**What needs to be done**:
Return the records, each one exactly as written.

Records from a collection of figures
--- START ---

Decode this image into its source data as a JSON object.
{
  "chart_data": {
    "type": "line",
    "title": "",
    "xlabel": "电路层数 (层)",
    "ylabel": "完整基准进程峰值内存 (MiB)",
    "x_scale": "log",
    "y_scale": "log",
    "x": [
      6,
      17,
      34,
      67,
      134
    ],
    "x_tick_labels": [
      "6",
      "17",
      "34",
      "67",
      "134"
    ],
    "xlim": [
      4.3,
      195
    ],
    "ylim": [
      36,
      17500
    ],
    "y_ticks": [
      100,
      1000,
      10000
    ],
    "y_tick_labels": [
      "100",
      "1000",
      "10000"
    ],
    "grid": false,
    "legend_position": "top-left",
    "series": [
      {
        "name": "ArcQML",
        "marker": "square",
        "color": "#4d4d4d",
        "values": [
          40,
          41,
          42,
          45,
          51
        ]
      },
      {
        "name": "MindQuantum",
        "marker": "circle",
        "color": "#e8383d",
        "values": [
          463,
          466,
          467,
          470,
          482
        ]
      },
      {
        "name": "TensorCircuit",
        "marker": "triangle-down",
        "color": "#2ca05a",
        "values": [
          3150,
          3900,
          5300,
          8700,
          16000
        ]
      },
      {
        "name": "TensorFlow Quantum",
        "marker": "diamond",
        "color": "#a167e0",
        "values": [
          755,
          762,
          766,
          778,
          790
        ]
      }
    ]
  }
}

--- END ---

**Complete output**:
Decode this image into its source data as a JSON object.
{
  "chart_data": {
    "type": "line",
    "title": "",
    "xlabel": "电路层数 (层)",
    "ylabel": "完整基准进程峰值内存 (MiB)",
    "x_scale": "log",
    "y_scale": "log",
    "x": [
      6,
      17,
      34,
      67,
      134
    ],
    "x_tick_labels": [
      "6",
      "17",
      "34",
      "67",
      "134"
    ],
    "xlim": [
      4.3,
      195
    ],
    "ylim": [
      36,
      17500
    ],
    "y_ticks": [
      100,
      1000,
      10000
    ],
    "y_tick_labels": [
      "100",
      "1000",
      "10000"
    ],
    "grid": false,
    "legend_position": "top-left",
    "series": [
      {
        "name": "ArcQML",
        "marker": "square",
        "color": "#4d4d4d",
        "values": [
          40,
          41,
          42,
          45,
          51
        ]
      },
      {
        "name": "MindQuantum",
        "marker": "circle",
        "color": "#e8383d",
        "values": [
          463,
          466,
          467,
          470,
          482
        ]
      },
      {
        "name": "TensorCircuit",
        "marker": "triangle-down",
        "color": "#2ca05a",
        "values": [
          3150,
          3900,
          5300,
          8700,
          16000
        ]
      },
      {
        "name": "TensorFlow Quantum",
        "marker": "diamond",
        "color": "#a167e0",
        "values": [
          755,
          762,
          766,
          778,
          790
        ]
      }
    ]
  }
}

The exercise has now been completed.